== SOURCE RECORDS

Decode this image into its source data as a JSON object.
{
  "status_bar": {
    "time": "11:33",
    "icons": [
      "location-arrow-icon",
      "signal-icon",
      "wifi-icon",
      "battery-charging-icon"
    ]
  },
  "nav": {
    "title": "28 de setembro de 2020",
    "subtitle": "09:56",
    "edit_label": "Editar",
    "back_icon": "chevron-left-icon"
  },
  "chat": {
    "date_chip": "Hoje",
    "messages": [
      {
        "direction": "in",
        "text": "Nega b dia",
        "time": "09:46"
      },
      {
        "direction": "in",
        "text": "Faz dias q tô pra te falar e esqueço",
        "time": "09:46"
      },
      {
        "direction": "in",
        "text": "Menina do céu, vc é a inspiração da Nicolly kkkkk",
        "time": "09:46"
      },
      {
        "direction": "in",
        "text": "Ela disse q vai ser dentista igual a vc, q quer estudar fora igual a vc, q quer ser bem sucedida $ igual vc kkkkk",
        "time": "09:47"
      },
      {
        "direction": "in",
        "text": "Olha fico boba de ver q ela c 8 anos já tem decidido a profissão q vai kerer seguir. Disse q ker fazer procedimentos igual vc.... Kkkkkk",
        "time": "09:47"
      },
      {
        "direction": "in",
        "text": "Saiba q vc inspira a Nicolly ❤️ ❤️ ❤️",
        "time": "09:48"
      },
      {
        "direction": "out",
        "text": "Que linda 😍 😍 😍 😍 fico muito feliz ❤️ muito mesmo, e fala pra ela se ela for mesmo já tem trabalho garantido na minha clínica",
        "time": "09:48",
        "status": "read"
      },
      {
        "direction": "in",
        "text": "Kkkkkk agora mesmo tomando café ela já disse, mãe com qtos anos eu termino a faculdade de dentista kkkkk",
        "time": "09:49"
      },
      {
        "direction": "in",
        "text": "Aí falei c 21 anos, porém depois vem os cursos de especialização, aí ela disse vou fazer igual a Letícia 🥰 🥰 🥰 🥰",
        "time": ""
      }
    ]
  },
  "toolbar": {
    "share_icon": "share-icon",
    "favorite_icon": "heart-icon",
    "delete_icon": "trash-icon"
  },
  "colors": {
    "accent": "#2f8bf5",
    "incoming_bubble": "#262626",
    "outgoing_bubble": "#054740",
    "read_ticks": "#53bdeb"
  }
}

====

OBJECTIVE
Search the lines for "time". Copy each line that has it.

RESPONSE BELOW
    "time": "11:33",
        "time": "09:46"
        "time": "09:46"
        "time": "09:46"
        "time": "09:47"
        "time": "09:47"
        "time": "09:48"
        "time": "09:48",
        "time": "09:49"
        "time": ""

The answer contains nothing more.